- What is being asked
Repeat all the material exactly; pictures stay out of your copy.

- Saved data entries
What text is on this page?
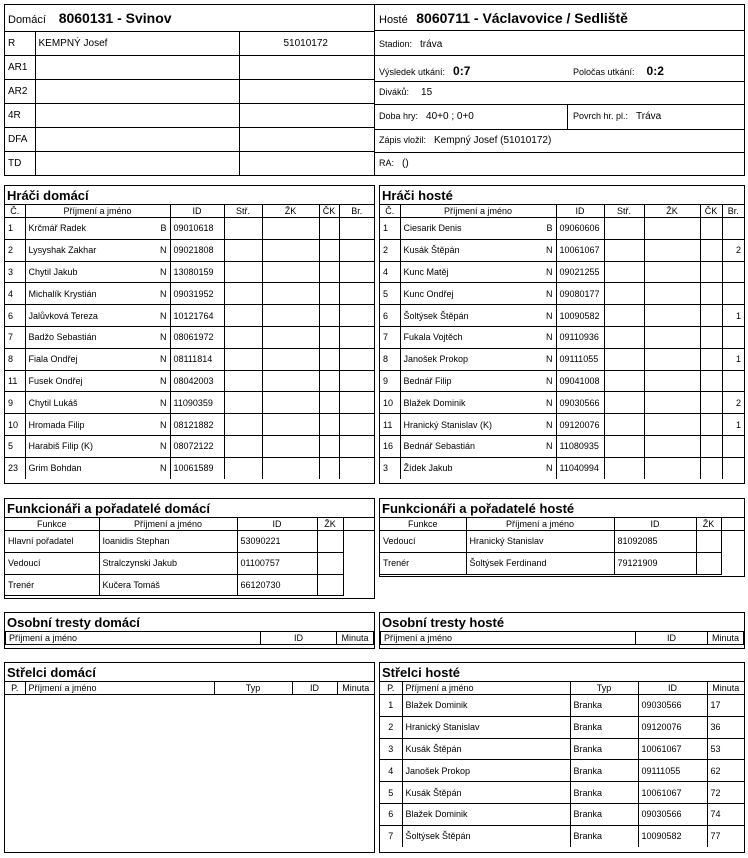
Domácí 8060131 - Svinov		
R	KEMPNÝ Josef	51010172
AR1		
AR2		
4R		
DFA		
TD		
Hosté 8060711 - Václavovice / Sedliště
Stadion: tráva
Výsledek utkání: 0:7	Poločas utkání: 0:2
Diváků: 15
Doba hry: 40+0 ; 0+0	Povrch hr. pl.: Tráva
Zápis vložil: Kempný Josef (51010172)
RA: ()
Hráči domácí
Č.	Příjmení a jméno	ID	Stř.	ŽK	ČK	Br.
1	Krčmář Radek B	09010618				
2	Lysyshak Zakhar N	09021808				
3	Chytil Jakub N	13080159				
4	Michalík Krystián N	09031952				
6	Jalůvková Tereza N	10121764				
7	Badžo Sebastián N	08061972				
8	Fiala Ondřej N	08111814				
11	Fusek Ondřej N	08042003				
9	Chytil Lukáš N	11090359				
10	Hromada Filip N	08121882				
5	Harabiš Filip (K) N	08072122				
23	Grim Bohdan N	10061589				
Hráči hosté
Č.	Příjmení a jméno	ID	Stř.	ŽK	ČK	Br.
1	Ciesarik Denis B	09060606				
2	Kusák Štěpán N	10061067				2
4	Kunc Matěj N	09021255				
5	Kunc Ondřej N	09080177				
6	Šoltýsek Štěpán N	10090582				1
7	Fukala Vojtěch N	09110936				
8	Janošek Prokop N	09111055				1
9	Bednář Filip N	09041008				
10	Blažek Dominik N	09030566				2
11	Hranický Stanislav (K) N	09120076				1
16	Bednář Sebastián N	11080935				
3	Žídek Jakub N	11040994				
Funkcionáři a pořadatelé domácí
Funkce	Příjmení a jméno	ID	ŽK	
Hlavní pořadatel	Ioanidis Stephan	53090221		
Vedoucí	Stralczynski Jakub	01100757		
Trenér	Kučera Tomáš	66120730		
Funkcionáři a pořadatelé hosté
Funkce	Příjmení a jméno	ID	ŽK	
Vedoucí	Hranický Stanislav	81092085		
Trenér	Šoltýsek Ferdinand	79121909		
Osobní tresty domácí
Příjmení a jméno	ID	Minuta
Osobní tresty hosté
Příjmení a jméno	ID	Minuta
Střelci domácí
P.	Příjmení a jméno	Typ	ID	Minuta
Střelci hosté
P.	Příjmení a jméno	Typ	ID	Minuta
1	Blažek Dominik	Branka	09030566	17
2	Hranický Stanislav	Branka	09120076	36
3	Kusák Štěpán	Branka	10061067	53
4	Janošek Prokop	Branka	09111055	62
5	Kusák Štěpán	Branka	10061067	72
6	Blažek Dominik	Branka	09030566	74
7	Šoltýsek Štěpán	Branka	10090582	77
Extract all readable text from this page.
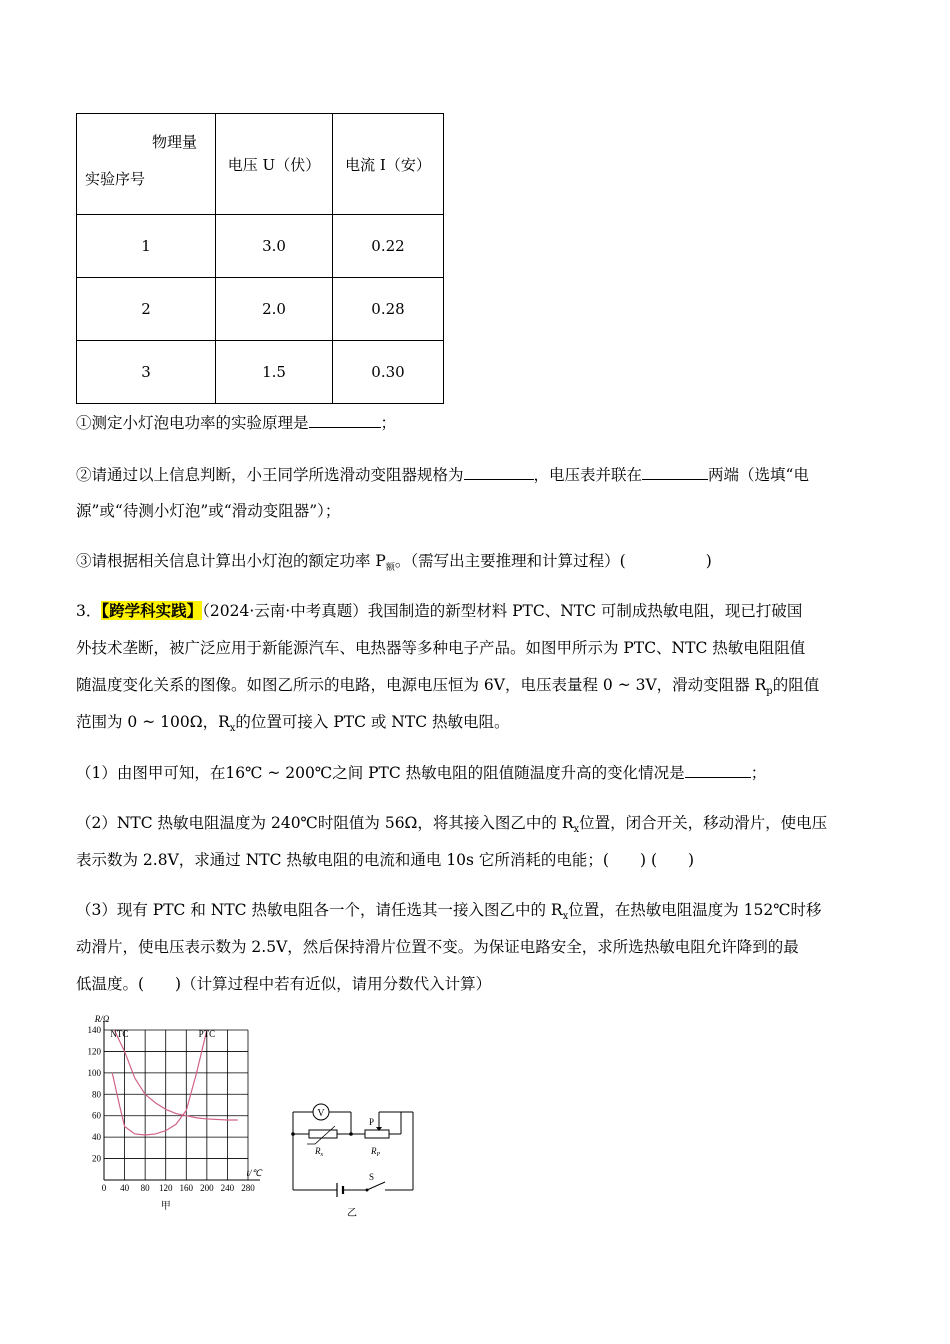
物理量
实验序号	电压 U（伏）	电流 I（安）
1	3.0	0.22
2	2.0	0.28
3	1.5	0.30
①测定小灯泡电功率的实验原理是	；
②请通过以上信息判断，小王同学所选滑动变阻器规格为	，电压表并联在	两端（选填“电
源”或“待测小灯泡”或“滑动变阻器”）；
③请根据相关信息计算出小灯泡的额定功率 $P_额$。（需写出主要推理和计算过程）(	)
3．【跨学科实践】（2024·云南·中考真题）我国制造的新型材料 PTC、NTC 可制成热敏电阻，现已打破国
外技术垄断，被广泛应用于新能源汽车、电热器等多种电子产品。如图甲所示为 PTC、NTC 热敏电阻阻值
随温度变化关系的图像。如图乙所示的电路，电源电压恒为 6V，电压表量程 0 ~ 3V，滑动变阻器 $R_p$的阻值
范围为 0 ~ 100Ω，$R_x$的位置可接入 PTC 或 NTC 热敏电阻。
（1）由图甲可知，在16℃ ~ 200℃之间 PTC 热敏电阻的阻值随温度升高的变化情况是	；
（2）NTC 热敏电阻温度为 240℃时阻值为 56Ω，将其接入图乙中的 $R_x$位置，闭合开关，移动滑片，使电压
表示数为 2.8V，求通过 NTC 热敏电阻的电流和通电 10s 它所消耗的电能；(　　) (　　)
（3）现有 PTC 和 NTC 热敏电阻各一个，请任选其一接入图乙中的 $R_x$位置，在热敏电阻温度为 152℃时移
动滑片，使电压表示数为 2.5V，然后保持滑片位置不变。为保证电路安全，求所选热敏电阻允许降到的最
低温度。(　　)（计算过程中若有近似，请用分数代入计算）
0 40 80 120 160 200 240 280
20
40
60
80
100
120
140
R/Ω
t/℃
NTC	PTC
甲
V
$R_x$
P
$R_P$
S
乙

- Completed exercise
What text is on this page?
Domácí 8060131 - Svinov		
R	KEMPNÝ Josef	51010172
AR1		
AR2		
4R		
DFA		
TD		
Hosté 8060711 - Václavovice / Sedliště
Stadion: tráva
Výsledek utkání: 0:7	Poločas utkání: 0:2
Diváků: 15
Doba hry: 40+0 ; 0+0	Povrch hr. pl.: Tráva
Zápis vložil: Kempný Josef (51010172)
RA: ()
Hráči domácí
Č.	Příjmení a jméno	ID	Stř.	ŽK	ČK	Br.
1	Krčmář Radek B	09010618				
2	Lysyshak Zakhar N	09021808				
3	Chytil Jakub N	13080159				
4	Michalík Krystián N	09031952				
6	Jalůvková Tereza N	10121764				
7	Badžo Sebastián N	08061972				
8	Fiala Ondřej N	08111814				
11	Fusek Ondřej N	08042003				
9	Chytil Lukáš N	11090359				
10	Hromada Filip N	08121882				
5	Harabiš Filip (K) N	08072122				
23	Grim Bohdan N	10061589				
Hráči hosté
Č.	Příjmení a jméno	ID	Stř.	ŽK	ČK	Br.
1	Ciesarik Denis B	09060606				
2	Kusák Štěpán N	10061067				2
4	Kunc Matěj N	09021255				
5	Kunc Ondřej N	09080177				
6	Šoltýsek Štěpán N	10090582				1
7	Fukala Vojtěch N	09110936				
8	Janošek Prokop N	09111055				1
9	Bednář Filip N	09041008				
10	Blažek Dominik N	09030566				2
11	Hranický Stanislav (K) N	09120076				1
16	Bednář Sebastián N	11080935				
3	Žídek Jakub N	11040994				
Funkcionáři a pořadatelé domácí
Funkce	Příjmení a jméno	ID	ŽK	
Hlavní pořadatel	Ioanidis Stephan	53090221		
Vedoucí	Stralczynski Jakub	01100757		
Trenér	Kučera Tomáš	66120730		
Funkcionáři a pořadatelé hosté
Funkce	Příjmení a jméno	ID	ŽK	
Vedoucí	Hranický Stanislav	81092085		
Trenér	Šoltýsek Ferdinand	79121909		
Osobní tresty domácí
Příjmení a jméno	ID	Minuta
Osobní tresty hosté
Příjmení a jméno	ID	Minuta
Střelci domácí
P.	Příjmení a jméno	Typ	ID	Minuta
Střelci hosté
P.	Příjmení a jméno	Typ	ID	Minuta
1	Blažek Dominik	Branka	09030566	17
2	Hranický Stanislav	Branka	09120076	36
3	Kusák Štěpán	Branka	10061067	53
4	Janošek Prokop	Branka	09111055	62
5	Kusák Štěpán	Branka	10061067	72
6	Blažek Dominik	Branka	09030566	74
7	Šoltýsek Štěpán	Branka	10090582	77
Extract all readable text from this page.
物理量
实验序号	电压 U（伏）	电流 I（安）
1	3.0	0.22
2	2.0	0.28
3	1.5	0.30
①测定小灯泡电功率的实验原理是	；
②请通过以上信息判断，小王同学所选滑动变阻器规格为	，电压表并联在	两端（选填“电
源”或“待测小灯泡”或“滑动变阻器”）；
③请根据相关信息计算出小灯泡的额定功率 $P_额$。（需写出主要推理和计算过程）(	)
3．【跨学科实践】（2024·云南·中考真题）我国制造的新型材料 PTC、NTC 可制成热敏电阻，现已打破国
外技术垄断，被广泛应用于新能源汽车、电热器等多种电子产品。如图甲所示为 PTC、NTC 热敏电阻阻值
随温度变化关系的图像。如图乙所示的电路，电源电压恒为 6V，电压表量程 0 ~ 3V，滑动变阻器 $R_p$的阻值
范围为 0 ~ 100Ω，$R_x$的位置可接入 PTC 或 NTC 热敏电阻。
（1）由图甲可知，在16℃ ~ 200℃之间 PTC 热敏电阻的阻值随温度升高的变化情况是	；
（2）NTC 热敏电阻温度为 240℃时阻值为 56Ω，将其接入图乙中的 $R_x$位置，闭合开关，移动滑片，使电压
表示数为 2.8V，求通过 NTC 热敏电阻的电流和通电 10s 它所消耗的电能；(　　) (　　)
（3）现有 PTC 和 NTC 热敏电阻各一个，请任选其一接入图乙中的 $R_x$位置，在热敏电阻温度为 152℃时移
动滑片，使电压表示数为 2.5V，然后保持滑片位置不变。为保证电路安全，求所选热敏电阻允许降到的最
低温度。(　　)（计算过程中若有近似，请用分数代入计算）
0 40 80 120 160 200 240 280
20
40
60
80
100
120
140
R/Ω
t/℃
NTC	PTC
甲
V
$R_x$
P
$R_P$
S
乙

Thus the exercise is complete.